● What the task asks
Scan each line of the records for the word "right" and extract the ones that have it.

# Start of Stored records

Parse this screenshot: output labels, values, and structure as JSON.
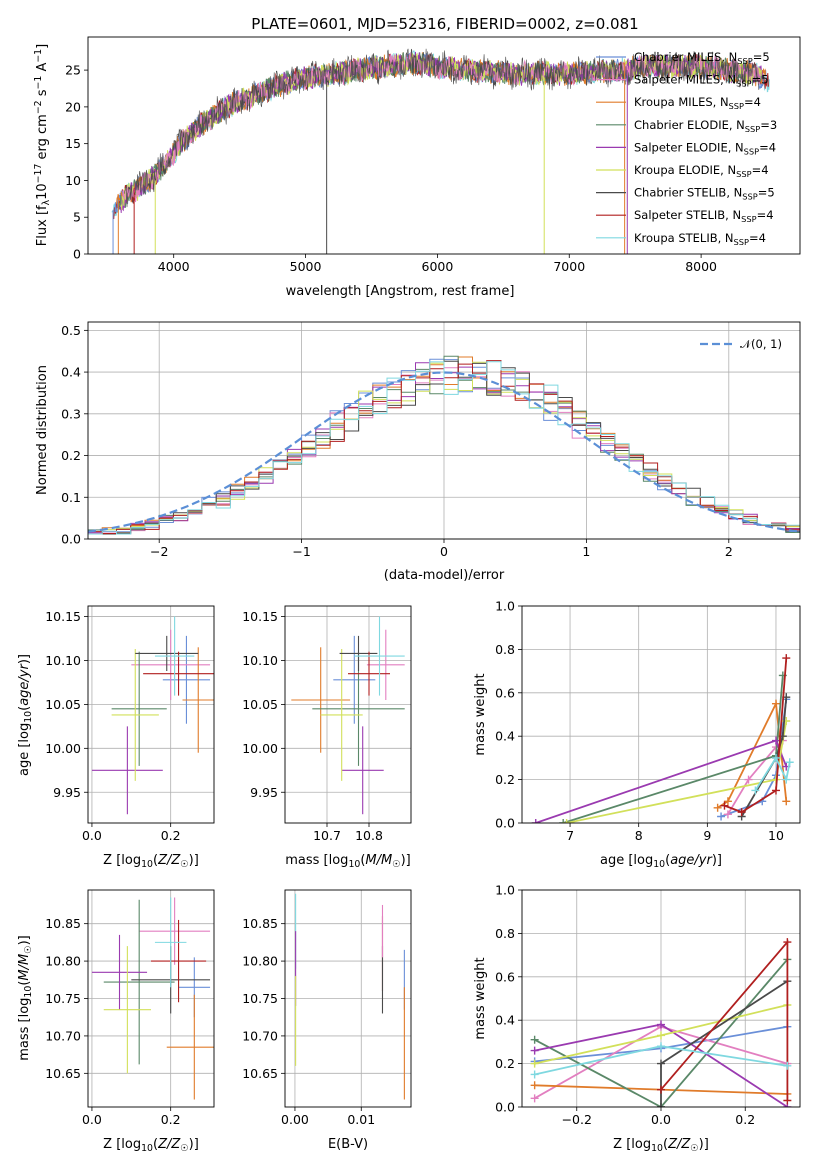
{
  "title": "PLATE=0601, MJD=52316, FIBERID=0002, z=0.081",
  "colors": {
    "Chabrier MILES": "#6a8fd8",
    "Salpeter MILES": "#e27fc0",
    "Kroupa MILES": "#e07b2a",
    "Chabrier ELODIE": "#5a8868",
    "Salpeter ELODIE": "#9a3ab0",
    "Kroupa ELODIE": "#d2e05a",
    "Chabrier STELIB": "#4a4a4a",
    "Salpeter STELIB": "#b01f1f",
    "Kroupa STELIB": "#7fd8e0"
  },
  "chart_data": [
    {
      "id": "spectrum",
      "type": "line",
      "xlabel": "wavelength [Angstrom, rest frame]",
      "ylabel": "Flux [f_λ 10^-17 erg cm^-2 s^-1 A^-1]",
      "xlim": [
        3350,
        8750
      ],
      "ylim": [
        0,
        29.5
      ],
      "xticks": [
        4000,
        5000,
        6000,
        7000,
        8000
      ],
      "yticks": [
        0,
        5,
        10,
        15,
        20,
        25
      ],
      "continuum": {
        "x": [
          3530,
          3650,
          3750,
          3850,
          3950,
          4050,
          4200,
          4400,
          4600,
          4800,
          5000,
          5200,
          5400,
          5600,
          5800,
          6000,
          6200,
          6400,
          6600,
          6800,
          7000,
          7200,
          7400,
          7600,
          7800,
          8000,
          8200,
          8400,
          8520
        ],
        "y": [
          6.0,
          8.0,
          9.2,
          10.5,
          12.5,
          15.0,
          17.5,
          20.0,
          21.5,
          23.0,
          24.0,
          24.5,
          25.0,
          25.5,
          26.0,
          25.5,
          25.0,
          24.8,
          24.5,
          24.6,
          24.5,
          24.8,
          25.0,
          25.5,
          25.5,
          25.5,
          25.0,
          24.5,
          23.5
        ]
      },
      "legend_loc": "right",
      "series": [
        {
          "name": "Chabrier MILES",
          "nssp": "5"
        },
        {
          "name": "Salpeter MILES",
          "nssp": "5"
        },
        {
          "name": "Kroupa MILES",
          "nssp": "4"
        },
        {
          "name": "Chabrier ELODIE",
          "nssp": "3"
        },
        {
          "name": "Salpeter ELODIE",
          "nssp": "4"
        },
        {
          "name": "Kroupa ELODIE",
          "nssp": "4"
        },
        {
          "name": "Chabrier STELIB",
          "nssp": "5"
        },
        {
          "name": "Salpeter STELIB",
          "nssp": "4"
        },
        {
          "name": "Kroupa STELIB",
          "nssp": "4"
        }
      ]
    },
    {
      "id": "residuals",
      "type": "line",
      "xlabel": "(data-model)/error",
      "ylabel": "Normed distribution",
      "xlim": [
        -2.5,
        2.5
      ],
      "ylim": [
        0,
        0.52
      ],
      "xticks": [
        -2,
        -1,
        0,
        1,
        2
      ],
      "yticks": [
        0.0,
        0.1,
        0.2,
        0.3,
        0.4,
        0.5
      ],
      "grid": true,
      "legend": "𝒩(0, 1)",
      "legend_loc": "top-right",
      "bin_width": 0.1
    },
    {
      "id": "age_vs_Z",
      "type": "scatter",
      "xlabel": "Z [log10(Z/Z☉)]",
      "ylabel": "age  [log10(age/yr)]",
      "xlim": [
        -0.01,
        0.31
      ],
      "ylim": [
        9.915,
        10.162
      ],
      "xticks": [
        0.0,
        0.2
      ],
      "yticks": [
        9.95,
        10.0,
        10.05,
        10.1,
        10.15
      ],
      "grid": true,
      "points": [
        {
          "series": "Chabrier MILES",
          "x": 0.24,
          "y": 10.078,
          "xerr": 0.06,
          "yerr": 0.05
        },
        {
          "series": "Salpeter MILES",
          "x": 0.2,
          "y": 10.095,
          "xerr": 0.1,
          "yerr": 0.04
        },
        {
          "series": "Kroupa MILES",
          "x": 0.27,
          "y": 10.055,
          "xerr": 0.04,
          "yerr": 0.06
        },
        {
          "series": "Chabrier ELODIE",
          "x": 0.12,
          "y": 10.045,
          "xerr": 0.07,
          "yerr": 0.065
        },
        {
          "series": "Salpeter ELODIE",
          "x": 0.09,
          "y": 9.975,
          "xerr": 0.09,
          "yerr": 0.05
        },
        {
          "series": "Kroupa ELODIE",
          "x": 0.11,
          "y": 10.038,
          "xerr": 0.06,
          "yerr": 0.075
        },
        {
          "series": "Chabrier STELIB",
          "x": 0.19,
          "y": 10.108,
          "xerr": 0.08,
          "yerr": 0.02
        },
        {
          "series": "Salpeter STELIB",
          "x": 0.22,
          "y": 10.085,
          "xerr": 0.09,
          "yerr": 0.025
        },
        {
          "series": "Kroupa STELIB",
          "x": 0.21,
          "y": 10.105,
          "xerr": 0.05,
          "yerr": 0.045
        }
      ]
    },
    {
      "id": "age_vs_mass",
      "type": "scatter",
      "xlabel": "mass [log10(M/M☉)]",
      "ylabel": "",
      "xlim": [
        10.6,
        10.9
      ],
      "ylim": [
        9.915,
        10.162
      ],
      "xticks": [
        10.7,
        10.8
      ],
      "yticks": [
        9.95,
        10.0,
        10.05,
        10.1,
        10.15
      ],
      "grid": true,
      "points": [
        {
          "series": "Chabrier MILES",
          "x": 10.765,
          "y": 10.078,
          "xerr": 0.05,
          "yerr": 0.05
        },
        {
          "series": "Salpeter MILES",
          "x": 10.84,
          "y": 10.095,
          "xerr": 0.045,
          "yerr": 0.04
        },
        {
          "series": "Kroupa MILES",
          "x": 10.685,
          "y": 10.055,
          "xerr": 0.07,
          "yerr": 0.06
        },
        {
          "series": "Chabrier ELODIE",
          "x": 10.775,
          "y": 10.045,
          "xerr": 0.11,
          "yerr": 0.065
        },
        {
          "series": "Salpeter ELODIE",
          "x": 10.785,
          "y": 9.975,
          "xerr": 0.05,
          "yerr": 0.05
        },
        {
          "series": "Kroupa ELODIE",
          "x": 10.735,
          "y": 10.038,
          "xerr": 0.05,
          "yerr": 0.075
        },
        {
          "series": "Chabrier STELIB",
          "x": 10.775,
          "y": 10.108,
          "xerr": 0.045,
          "yerr": 0.02
        },
        {
          "series": "Salpeter STELIB",
          "x": 10.8,
          "y": 10.085,
          "xerr": 0.05,
          "yerr": 0.025
        },
        {
          "series": "Kroupa STELIB",
          "x": 10.825,
          "y": 10.105,
          "xerr": 0.06,
          "yerr": 0.045
        }
      ]
    },
    {
      "id": "massweight_vs_age",
      "type": "line",
      "xlabel": "age  [log10(age/yr)]",
      "ylabel": "mass weight",
      "xlim": [
        6.3,
        10.35
      ],
      "ylim": [
        0,
        1.0
      ],
      "xticks": [
        7,
        8,
        9,
        10
      ],
      "yticks": [
        0.0,
        0.2,
        0.4,
        0.6,
        0.8,
        1.0
      ],
      "grid": true,
      "series": [
        {
          "name": "Chabrier MILES",
          "x": [
            9.2,
            9.8,
            10.0,
            10.15
          ],
          "y": [
            0.03,
            0.1,
            0.22,
            0.57
          ]
        },
        {
          "name": "Salpeter MILES",
          "x": [
            9.3,
            9.6,
            10.0,
            10.1
          ],
          "y": [
            0.04,
            0.2,
            0.35,
            0.38
          ]
        },
        {
          "name": "Kroupa MILES",
          "x": [
            9.15,
            9.3,
            10.0,
            10.15
          ],
          "y": [
            0.07,
            0.1,
            0.55,
            0.1
          ]
        },
        {
          "name": "Chabrier ELODIE",
          "x": [
            6.9,
            10.0,
            10.1
          ],
          "y": [
            0.0,
            0.31,
            0.68
          ]
        },
        {
          "name": "Salpeter ELODIE",
          "x": [
            6.5,
            10.0,
            10.15
          ],
          "y": [
            0.0,
            0.38,
            0.26
          ]
        },
        {
          "name": "Kroupa ELODIE",
          "x": [
            6.95,
            10.0,
            10.15
          ],
          "y": [
            0.0,
            0.2,
            0.47
          ]
        },
        {
          "name": "Chabrier STELIB",
          "x": [
            9.5,
            10.0,
            10.1,
            10.15
          ],
          "y": [
            0.03,
            0.3,
            0.4,
            0.58
          ]
        },
        {
          "name": "Salpeter STELIB",
          "x": [
            9.25,
            9.5,
            10.0,
            10.15
          ],
          "y": [
            0.08,
            0.05,
            0.15,
            0.76
          ]
        },
        {
          "name": "Kroupa STELIB",
          "x": [
            9.7,
            10.0,
            10.15,
            10.2
          ],
          "y": [
            0.15,
            0.3,
            0.2,
            0.28
          ]
        }
      ]
    },
    {
      "id": "mass_vs_Z",
      "type": "scatter",
      "xlabel": "Z [log10(Z/Z☉)]",
      "ylabel": "mass [log10(M/M☉)]",
      "xlim": [
        -0.01,
        0.31
      ],
      "ylim": [
        10.605,
        10.895
      ],
      "xticks": [
        0.0,
        0.2
      ],
      "yticks": [
        10.65,
        10.7,
        10.75,
        10.8,
        10.85
      ],
      "grid": true,
      "points": [
        {
          "series": "Chabrier MILES",
          "x": 0.26,
          "y": 10.765,
          "xerr": 0.04,
          "yerr": 0.04
        },
        {
          "series": "Salpeter MILES",
          "x": 0.21,
          "y": 10.84,
          "xerr": 0.09,
          "yerr": 0.045
        },
        {
          "series": "Kroupa MILES",
          "x": 0.26,
          "y": 10.685,
          "xerr": 0.07,
          "yerr": 0.07
        },
        {
          "series": "Chabrier ELODIE",
          "x": 0.12,
          "y": 10.772,
          "xerr": 0.09,
          "yerr": 0.11
        },
        {
          "series": "Salpeter ELODIE",
          "x": 0.07,
          "y": 10.785,
          "xerr": 0.07,
          "yerr": 0.05
        },
        {
          "series": "Kroupa ELODIE",
          "x": 0.09,
          "y": 10.735,
          "xerr": 0.06,
          "yerr": 0.085
        },
        {
          "series": "Chabrier STELIB",
          "x": 0.2,
          "y": 10.775,
          "xerr": 0.1,
          "yerr": 0.045
        },
        {
          "series": "Salpeter STELIB",
          "x": 0.22,
          "y": 10.8,
          "xerr": 0.07,
          "yerr": 0.055
        },
        {
          "series": "Kroupa STELIB",
          "x": 0.2,
          "y": 10.825,
          "xerr": 0.04,
          "yerr": 0.06
        }
      ]
    },
    {
      "id": "mass_vs_EBV",
      "type": "scatter",
      "xlabel": "E(B-V)",
      "ylabel": "",
      "xlim": [
        -0.0015,
        0.0175
      ],
      "ylim": [
        10.605,
        10.895
      ],
      "xticks": [
        0.0,
        0.01
      ],
      "yticks": [
        10.65,
        10.7,
        10.75,
        10.8,
        10.85
      ],
      "grid": true,
      "points": [
        {
          "series": "Chabrier MILES",
          "x": 0.0165,
          "y": 10.775,
          "xerr": 0,
          "yerr": 0.04
        },
        {
          "series": "Kroupa MILES",
          "x": 0.0165,
          "y": 10.69,
          "xerr": 0,
          "yerr": 0.075
        },
        {
          "series": "Salpeter STELIB",
          "x": 0.0132,
          "y": 10.81,
          "xerr": 0,
          "yerr": 0.05
        },
        {
          "series": "Chabrier STELIB",
          "x": 0.0132,
          "y": 10.775,
          "xerr": 0,
          "yerr": 0.045
        },
        {
          "series": "Salpeter MILES",
          "x": 0.0132,
          "y": 10.84,
          "xerr": 0,
          "yerr": 0.035
        },
        {
          "series": "Kroupa STELIB",
          "x": 0.0001,
          "y": 10.84,
          "xerr": 0,
          "yerr": 0.05
        },
        {
          "series": "Salpeter ELODIE",
          "x": 0.0001,
          "y": 10.79,
          "xerr": 0,
          "yerr": 0.05
        },
        {
          "series": "Kroupa ELODIE",
          "x": 0.0001,
          "y": 10.72,
          "xerr": 0,
          "yerr": 0.06
        }
      ]
    },
    {
      "id": "massweight_vs_Z",
      "type": "line",
      "xlabel": "Z [log10(Z/Z☉)]",
      "ylabel": "mass weight",
      "xlim": [
        -0.33,
        0.33
      ],
      "ylim": [
        0,
        1.0
      ],
      "xticks": [
        -0.2,
        0.0,
        0.2
      ],
      "yticks": [
        0.0,
        0.2,
        0.4,
        0.6,
        0.8,
        1.0
      ],
      "grid": true,
      "series": [
        {
          "name": "Chabrier MILES",
          "x": [
            -0.3,
            0.0,
            0.3
          ],
          "y": [
            0.21,
            0.27,
            0.37
          ]
        },
        {
          "name": "Salpeter MILES",
          "x": [
            -0.3,
            0.0,
            0.3
          ],
          "y": [
            0.04,
            0.37,
            0.2
          ]
        },
        {
          "name": "Kroupa MILES",
          "x": [
            -0.3,
            0.0,
            0.3
          ],
          "y": [
            0.1,
            0.08,
            0.06
          ]
        },
        {
          "name": "Chabrier ELODIE",
          "x": [
            -0.3,
            0.0,
            0.3
          ],
          "y": [
            0.31,
            0.0,
            0.68
          ]
        },
        {
          "name": "Salpeter ELODIE",
          "x": [
            -0.3,
            0.0,
            0.3
          ],
          "y": [
            0.26,
            0.38,
            0.0
          ]
        },
        {
          "name": "Kroupa ELODIE",
          "x": [
            -0.3,
            0.0,
            0.3
          ],
          "y": [
            0.2,
            0.33,
            0.47
          ]
        },
        {
          "name": "Chabrier STELIB",
          "x": [
            0.0,
            0.0,
            0.3
          ],
          "y": [
            0.0,
            0.2,
            0.58
          ]
        },
        {
          "name": "Salpeter STELIB",
          "x": [
            0.0,
            0.3,
            0.3
          ],
          "y": [
            0.08,
            0.76,
            0.03
          ]
        },
        {
          "name": "Kroupa STELIB",
          "x": [
            -0.3,
            0.0,
            0.3
          ],
          "y": [
            0.15,
            0.28,
            0.19
          ]
        }
      ]
    }
  ]
}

# End of Stored records

● Solution for this problem
      "legend_loc": "right",
      "legend_loc": "top-right",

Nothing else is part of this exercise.